Extracted data entries
---+---
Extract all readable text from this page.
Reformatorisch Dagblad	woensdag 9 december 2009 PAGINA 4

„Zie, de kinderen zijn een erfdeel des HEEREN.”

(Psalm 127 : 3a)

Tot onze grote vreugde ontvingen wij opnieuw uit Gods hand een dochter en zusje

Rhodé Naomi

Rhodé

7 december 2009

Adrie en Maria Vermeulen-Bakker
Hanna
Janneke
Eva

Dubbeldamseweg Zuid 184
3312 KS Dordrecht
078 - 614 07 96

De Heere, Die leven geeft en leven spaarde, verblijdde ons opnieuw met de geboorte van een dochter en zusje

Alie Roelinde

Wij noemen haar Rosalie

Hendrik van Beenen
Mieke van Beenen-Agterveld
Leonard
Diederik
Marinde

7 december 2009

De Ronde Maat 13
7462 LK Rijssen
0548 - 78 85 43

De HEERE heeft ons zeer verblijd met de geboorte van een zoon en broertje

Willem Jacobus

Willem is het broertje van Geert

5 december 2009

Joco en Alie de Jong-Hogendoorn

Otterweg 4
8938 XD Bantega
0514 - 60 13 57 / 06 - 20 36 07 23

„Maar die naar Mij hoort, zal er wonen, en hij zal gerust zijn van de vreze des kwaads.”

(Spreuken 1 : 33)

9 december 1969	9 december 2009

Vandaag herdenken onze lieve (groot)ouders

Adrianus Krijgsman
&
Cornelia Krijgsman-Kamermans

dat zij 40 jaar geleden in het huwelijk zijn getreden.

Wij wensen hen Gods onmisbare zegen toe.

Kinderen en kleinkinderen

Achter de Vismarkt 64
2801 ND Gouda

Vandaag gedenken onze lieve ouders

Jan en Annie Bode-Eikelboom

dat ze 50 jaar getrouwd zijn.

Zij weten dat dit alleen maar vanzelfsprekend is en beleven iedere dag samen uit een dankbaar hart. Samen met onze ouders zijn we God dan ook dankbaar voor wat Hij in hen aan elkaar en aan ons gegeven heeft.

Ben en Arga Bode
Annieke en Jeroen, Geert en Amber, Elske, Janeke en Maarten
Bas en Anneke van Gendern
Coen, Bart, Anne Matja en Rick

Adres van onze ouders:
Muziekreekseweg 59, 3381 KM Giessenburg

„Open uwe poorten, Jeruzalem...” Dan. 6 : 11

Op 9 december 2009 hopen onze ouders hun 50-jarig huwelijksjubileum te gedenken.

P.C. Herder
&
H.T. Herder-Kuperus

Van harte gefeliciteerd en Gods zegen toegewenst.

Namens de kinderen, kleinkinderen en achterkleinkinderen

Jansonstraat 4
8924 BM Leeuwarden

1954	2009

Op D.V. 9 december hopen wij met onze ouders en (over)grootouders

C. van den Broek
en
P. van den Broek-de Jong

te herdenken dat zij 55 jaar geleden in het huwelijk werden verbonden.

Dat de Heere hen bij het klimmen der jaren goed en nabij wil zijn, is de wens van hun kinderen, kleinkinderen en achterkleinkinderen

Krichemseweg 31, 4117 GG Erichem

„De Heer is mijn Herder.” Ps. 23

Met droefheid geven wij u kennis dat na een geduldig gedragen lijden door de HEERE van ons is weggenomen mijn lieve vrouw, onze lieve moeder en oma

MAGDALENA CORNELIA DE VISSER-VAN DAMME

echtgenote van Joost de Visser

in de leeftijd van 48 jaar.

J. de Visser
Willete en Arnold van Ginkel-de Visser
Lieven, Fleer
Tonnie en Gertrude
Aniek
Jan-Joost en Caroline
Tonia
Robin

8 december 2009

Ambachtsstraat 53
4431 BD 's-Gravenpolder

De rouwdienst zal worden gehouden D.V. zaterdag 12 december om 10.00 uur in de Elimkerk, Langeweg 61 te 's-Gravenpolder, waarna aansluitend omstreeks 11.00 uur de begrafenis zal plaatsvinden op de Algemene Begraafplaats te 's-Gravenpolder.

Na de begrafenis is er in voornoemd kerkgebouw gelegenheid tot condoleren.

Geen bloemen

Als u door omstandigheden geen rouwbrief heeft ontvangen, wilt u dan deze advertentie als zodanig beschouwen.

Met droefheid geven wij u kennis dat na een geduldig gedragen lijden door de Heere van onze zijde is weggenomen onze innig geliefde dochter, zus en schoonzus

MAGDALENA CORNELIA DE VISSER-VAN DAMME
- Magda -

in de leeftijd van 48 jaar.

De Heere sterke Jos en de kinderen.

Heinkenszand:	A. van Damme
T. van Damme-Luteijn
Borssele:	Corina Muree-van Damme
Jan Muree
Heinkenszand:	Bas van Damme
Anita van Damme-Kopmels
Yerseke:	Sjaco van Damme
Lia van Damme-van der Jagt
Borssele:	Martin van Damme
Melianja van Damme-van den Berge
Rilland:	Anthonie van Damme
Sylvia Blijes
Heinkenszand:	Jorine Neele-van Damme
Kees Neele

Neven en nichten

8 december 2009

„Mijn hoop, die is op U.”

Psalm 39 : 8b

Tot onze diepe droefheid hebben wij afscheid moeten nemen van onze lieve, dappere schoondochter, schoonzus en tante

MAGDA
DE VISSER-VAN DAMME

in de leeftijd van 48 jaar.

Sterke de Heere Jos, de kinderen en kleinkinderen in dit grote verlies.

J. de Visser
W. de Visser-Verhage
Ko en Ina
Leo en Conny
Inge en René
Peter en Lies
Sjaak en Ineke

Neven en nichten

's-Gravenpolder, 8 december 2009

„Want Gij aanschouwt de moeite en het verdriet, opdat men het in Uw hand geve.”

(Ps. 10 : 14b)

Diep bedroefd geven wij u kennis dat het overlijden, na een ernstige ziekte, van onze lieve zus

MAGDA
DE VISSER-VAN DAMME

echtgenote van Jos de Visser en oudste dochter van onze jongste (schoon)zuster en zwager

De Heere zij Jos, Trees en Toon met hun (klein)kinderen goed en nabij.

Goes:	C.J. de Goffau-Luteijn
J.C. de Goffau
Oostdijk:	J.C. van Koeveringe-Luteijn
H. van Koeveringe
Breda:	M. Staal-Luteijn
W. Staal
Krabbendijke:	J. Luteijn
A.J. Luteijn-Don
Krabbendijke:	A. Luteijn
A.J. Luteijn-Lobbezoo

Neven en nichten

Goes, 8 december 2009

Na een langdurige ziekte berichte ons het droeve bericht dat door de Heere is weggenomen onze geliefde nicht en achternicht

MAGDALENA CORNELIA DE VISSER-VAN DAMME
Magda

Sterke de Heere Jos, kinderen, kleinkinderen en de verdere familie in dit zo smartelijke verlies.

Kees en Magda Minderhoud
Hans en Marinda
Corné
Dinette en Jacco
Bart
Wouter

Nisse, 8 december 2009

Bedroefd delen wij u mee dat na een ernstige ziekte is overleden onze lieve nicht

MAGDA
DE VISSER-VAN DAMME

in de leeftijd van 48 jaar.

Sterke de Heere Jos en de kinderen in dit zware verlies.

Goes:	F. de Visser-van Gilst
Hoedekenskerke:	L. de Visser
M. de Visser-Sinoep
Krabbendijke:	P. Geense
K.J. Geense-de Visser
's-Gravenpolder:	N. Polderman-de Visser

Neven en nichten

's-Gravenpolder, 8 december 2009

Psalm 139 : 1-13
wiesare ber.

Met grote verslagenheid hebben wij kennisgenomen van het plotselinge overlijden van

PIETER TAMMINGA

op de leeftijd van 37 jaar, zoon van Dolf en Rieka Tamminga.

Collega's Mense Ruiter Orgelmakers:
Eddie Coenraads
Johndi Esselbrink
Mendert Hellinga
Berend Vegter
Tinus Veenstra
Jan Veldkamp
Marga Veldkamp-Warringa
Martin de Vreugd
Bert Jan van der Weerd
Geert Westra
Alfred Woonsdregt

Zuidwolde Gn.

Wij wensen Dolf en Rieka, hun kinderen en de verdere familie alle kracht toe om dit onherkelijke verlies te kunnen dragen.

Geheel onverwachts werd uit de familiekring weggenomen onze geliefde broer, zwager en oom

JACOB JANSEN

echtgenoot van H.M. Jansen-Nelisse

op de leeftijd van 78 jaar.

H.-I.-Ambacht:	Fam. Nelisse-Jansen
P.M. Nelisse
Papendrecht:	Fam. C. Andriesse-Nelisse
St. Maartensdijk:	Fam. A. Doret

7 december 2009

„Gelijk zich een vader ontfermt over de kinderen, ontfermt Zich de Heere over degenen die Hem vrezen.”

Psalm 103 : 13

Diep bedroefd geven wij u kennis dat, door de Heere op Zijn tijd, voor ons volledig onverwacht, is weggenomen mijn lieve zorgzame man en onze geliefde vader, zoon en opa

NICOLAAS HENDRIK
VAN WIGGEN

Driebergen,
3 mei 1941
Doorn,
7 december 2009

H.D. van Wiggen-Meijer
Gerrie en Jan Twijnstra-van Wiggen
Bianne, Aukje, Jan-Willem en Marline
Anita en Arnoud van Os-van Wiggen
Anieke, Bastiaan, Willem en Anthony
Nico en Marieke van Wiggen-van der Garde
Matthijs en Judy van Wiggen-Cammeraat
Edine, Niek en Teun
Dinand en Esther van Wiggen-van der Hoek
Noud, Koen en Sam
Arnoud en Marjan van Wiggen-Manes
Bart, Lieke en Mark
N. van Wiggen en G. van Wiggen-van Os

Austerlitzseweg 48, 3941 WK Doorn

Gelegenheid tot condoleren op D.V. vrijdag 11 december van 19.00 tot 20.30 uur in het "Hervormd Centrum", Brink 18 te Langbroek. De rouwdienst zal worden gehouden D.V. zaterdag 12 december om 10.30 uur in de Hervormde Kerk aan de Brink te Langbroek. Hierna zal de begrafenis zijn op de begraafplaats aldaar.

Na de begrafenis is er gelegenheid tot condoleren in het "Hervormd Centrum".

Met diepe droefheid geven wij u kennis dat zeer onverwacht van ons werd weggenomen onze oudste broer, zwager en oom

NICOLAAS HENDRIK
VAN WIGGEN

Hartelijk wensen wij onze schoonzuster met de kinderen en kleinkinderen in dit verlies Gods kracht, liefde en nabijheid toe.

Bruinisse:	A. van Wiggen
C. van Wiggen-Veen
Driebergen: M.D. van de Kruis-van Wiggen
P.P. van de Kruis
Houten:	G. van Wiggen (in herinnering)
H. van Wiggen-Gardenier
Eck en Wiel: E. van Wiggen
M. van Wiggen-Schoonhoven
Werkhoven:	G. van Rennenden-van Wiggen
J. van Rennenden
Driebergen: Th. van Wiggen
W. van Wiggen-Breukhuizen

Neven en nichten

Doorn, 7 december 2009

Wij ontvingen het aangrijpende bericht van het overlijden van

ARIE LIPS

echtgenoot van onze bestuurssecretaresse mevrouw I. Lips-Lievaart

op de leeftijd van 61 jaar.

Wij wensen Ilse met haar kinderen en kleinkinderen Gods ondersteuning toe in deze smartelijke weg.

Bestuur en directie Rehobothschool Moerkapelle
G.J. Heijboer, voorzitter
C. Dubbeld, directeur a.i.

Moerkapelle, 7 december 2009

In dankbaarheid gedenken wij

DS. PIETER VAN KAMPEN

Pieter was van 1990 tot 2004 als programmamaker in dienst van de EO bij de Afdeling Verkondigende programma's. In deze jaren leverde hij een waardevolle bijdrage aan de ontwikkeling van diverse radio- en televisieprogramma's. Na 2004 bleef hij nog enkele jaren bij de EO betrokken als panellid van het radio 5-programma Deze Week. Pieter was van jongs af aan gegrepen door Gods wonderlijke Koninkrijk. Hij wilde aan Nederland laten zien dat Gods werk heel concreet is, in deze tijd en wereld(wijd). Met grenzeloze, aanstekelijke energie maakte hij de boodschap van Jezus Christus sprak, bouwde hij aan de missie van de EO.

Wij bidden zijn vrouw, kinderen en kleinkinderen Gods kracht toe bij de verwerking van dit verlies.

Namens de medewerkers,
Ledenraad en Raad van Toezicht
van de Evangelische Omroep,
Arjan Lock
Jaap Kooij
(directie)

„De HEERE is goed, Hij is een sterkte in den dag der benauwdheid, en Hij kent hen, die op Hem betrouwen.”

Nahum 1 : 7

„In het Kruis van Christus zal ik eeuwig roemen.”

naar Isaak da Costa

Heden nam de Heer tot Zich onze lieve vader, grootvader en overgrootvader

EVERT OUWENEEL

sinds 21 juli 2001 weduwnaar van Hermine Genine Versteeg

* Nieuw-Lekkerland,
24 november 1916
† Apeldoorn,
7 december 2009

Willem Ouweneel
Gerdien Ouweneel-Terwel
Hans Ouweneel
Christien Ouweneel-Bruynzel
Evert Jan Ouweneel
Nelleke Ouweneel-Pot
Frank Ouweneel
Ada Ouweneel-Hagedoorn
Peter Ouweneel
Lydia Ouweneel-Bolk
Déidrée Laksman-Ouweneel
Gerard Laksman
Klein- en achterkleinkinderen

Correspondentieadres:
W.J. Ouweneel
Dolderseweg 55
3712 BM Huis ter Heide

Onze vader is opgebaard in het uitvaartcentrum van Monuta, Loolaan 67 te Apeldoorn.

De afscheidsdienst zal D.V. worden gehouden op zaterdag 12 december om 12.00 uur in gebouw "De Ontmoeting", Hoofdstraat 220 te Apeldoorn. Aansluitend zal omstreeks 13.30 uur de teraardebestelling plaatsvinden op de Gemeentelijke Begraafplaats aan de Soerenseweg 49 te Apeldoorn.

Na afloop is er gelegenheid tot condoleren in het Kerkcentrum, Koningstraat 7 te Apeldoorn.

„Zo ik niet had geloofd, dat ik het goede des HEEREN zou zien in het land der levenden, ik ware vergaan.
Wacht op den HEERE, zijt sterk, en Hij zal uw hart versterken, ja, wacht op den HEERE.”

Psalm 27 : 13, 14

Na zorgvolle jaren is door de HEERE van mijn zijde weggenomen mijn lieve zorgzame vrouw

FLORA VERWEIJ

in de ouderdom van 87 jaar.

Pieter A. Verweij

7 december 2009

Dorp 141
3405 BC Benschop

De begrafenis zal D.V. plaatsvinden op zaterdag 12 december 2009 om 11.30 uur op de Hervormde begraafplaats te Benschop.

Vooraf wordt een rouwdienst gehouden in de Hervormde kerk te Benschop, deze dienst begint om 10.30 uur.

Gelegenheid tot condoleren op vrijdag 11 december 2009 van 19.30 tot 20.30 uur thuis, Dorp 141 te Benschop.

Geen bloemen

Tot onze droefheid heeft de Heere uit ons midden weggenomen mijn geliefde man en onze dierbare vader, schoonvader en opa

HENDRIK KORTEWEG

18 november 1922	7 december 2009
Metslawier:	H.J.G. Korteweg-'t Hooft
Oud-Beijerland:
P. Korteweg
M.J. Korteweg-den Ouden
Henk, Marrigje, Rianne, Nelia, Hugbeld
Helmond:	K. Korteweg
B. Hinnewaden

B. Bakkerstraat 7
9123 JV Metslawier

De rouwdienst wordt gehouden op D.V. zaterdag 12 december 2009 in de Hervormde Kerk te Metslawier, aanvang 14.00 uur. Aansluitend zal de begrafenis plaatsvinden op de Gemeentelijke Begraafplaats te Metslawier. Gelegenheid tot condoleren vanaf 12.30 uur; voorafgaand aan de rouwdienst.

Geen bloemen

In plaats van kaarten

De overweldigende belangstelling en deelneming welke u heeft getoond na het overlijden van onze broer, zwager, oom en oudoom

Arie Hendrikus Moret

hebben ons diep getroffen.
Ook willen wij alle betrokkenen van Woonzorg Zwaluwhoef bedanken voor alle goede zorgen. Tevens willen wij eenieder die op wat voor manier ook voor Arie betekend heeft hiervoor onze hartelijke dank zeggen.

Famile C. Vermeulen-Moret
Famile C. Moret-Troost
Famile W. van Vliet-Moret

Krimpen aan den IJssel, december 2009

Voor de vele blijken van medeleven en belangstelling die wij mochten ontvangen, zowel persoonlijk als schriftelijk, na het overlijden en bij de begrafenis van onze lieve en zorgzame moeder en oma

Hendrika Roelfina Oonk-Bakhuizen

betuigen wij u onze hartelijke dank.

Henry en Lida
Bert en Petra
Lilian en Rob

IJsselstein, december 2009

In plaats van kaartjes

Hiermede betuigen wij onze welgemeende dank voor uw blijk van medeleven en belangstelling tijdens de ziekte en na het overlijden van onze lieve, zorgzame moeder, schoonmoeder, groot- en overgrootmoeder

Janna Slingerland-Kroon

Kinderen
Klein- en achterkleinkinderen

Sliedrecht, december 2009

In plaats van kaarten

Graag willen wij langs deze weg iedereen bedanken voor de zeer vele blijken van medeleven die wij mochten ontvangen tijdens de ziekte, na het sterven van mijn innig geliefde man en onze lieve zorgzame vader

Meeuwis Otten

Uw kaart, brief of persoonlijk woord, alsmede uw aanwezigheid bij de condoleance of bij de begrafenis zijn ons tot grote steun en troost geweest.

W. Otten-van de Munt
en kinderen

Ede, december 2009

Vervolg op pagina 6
---+---
REQUIREMENT
Search the data above for the word "HEEREN" and report how many lines contain it, with nothing further.

FINISHED TASK
2